## start SUPPLIED ENTRIES

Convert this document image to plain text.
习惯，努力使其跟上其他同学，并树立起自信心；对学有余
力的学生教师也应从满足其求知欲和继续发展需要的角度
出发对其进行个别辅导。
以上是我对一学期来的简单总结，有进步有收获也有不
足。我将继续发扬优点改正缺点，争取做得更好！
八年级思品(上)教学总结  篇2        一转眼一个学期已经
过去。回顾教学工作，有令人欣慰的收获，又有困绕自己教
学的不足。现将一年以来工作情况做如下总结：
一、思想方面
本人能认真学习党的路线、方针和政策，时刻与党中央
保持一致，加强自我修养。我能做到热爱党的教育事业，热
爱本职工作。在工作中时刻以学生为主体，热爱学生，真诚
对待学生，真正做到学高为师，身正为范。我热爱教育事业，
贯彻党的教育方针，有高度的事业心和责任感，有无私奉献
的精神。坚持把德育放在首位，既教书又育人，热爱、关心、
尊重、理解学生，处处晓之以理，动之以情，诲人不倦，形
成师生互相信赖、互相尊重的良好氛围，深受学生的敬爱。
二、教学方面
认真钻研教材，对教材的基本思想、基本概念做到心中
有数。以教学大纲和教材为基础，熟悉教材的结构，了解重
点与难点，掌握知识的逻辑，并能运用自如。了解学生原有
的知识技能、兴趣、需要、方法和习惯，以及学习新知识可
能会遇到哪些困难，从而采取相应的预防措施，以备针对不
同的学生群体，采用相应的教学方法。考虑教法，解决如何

## end SUPPLIED ENTRIES
## start SUPPLIED ENTRIES

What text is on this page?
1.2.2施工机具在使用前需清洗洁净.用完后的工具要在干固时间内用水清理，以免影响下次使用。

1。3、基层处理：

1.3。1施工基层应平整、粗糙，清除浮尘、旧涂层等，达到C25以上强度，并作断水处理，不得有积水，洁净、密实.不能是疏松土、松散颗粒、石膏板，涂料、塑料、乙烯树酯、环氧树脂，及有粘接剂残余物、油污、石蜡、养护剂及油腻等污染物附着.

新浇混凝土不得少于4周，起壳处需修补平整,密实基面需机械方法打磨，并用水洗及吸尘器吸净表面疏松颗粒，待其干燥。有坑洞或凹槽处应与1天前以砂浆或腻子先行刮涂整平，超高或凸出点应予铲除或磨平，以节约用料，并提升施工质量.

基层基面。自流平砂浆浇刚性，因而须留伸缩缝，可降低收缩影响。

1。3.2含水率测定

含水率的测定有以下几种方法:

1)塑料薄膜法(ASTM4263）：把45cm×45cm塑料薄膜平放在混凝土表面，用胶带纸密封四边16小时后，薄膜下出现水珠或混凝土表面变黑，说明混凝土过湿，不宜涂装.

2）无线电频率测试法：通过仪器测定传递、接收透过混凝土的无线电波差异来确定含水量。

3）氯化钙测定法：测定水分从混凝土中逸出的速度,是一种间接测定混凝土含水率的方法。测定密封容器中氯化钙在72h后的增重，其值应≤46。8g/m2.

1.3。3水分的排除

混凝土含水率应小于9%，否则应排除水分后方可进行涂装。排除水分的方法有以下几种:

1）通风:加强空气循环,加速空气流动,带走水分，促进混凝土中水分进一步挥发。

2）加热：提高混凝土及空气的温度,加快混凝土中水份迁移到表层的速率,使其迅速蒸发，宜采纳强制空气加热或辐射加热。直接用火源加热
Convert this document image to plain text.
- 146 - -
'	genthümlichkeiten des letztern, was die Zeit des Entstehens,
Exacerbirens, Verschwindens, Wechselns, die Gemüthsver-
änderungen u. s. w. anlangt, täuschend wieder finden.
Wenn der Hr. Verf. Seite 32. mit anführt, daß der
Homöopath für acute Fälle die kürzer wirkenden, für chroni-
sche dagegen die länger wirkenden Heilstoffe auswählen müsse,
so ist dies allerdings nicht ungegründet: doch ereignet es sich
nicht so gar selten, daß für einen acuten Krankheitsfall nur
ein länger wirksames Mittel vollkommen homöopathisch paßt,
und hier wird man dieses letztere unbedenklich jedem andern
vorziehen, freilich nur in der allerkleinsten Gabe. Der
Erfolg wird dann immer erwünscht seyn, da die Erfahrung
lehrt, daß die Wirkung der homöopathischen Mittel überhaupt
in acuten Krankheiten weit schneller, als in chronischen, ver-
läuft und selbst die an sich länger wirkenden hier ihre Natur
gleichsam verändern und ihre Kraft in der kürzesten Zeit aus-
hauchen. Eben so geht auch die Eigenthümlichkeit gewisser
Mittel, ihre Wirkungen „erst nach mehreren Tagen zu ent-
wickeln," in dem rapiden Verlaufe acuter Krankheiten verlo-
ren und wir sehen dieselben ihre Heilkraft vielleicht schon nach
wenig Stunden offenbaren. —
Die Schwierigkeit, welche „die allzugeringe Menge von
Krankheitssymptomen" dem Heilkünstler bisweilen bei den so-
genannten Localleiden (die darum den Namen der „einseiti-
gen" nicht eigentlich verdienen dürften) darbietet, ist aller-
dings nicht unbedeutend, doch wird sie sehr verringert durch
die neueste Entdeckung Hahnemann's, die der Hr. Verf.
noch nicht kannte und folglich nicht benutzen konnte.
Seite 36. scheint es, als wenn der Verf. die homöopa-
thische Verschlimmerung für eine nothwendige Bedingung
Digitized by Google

## end SUPPLIED ENTRIES

TASK STATEMENT —
Locate each line with the word "Verf" and copy it.

REPLY TO THE EXERCISE —
Wenn der Hr. Verf. Seite 32. mit anführt, daß der
die neueste Entdeckung Hahnemann's, die der Hr. Verf.
Seite 36. scheint es, als wenn der Verf. die homöopa-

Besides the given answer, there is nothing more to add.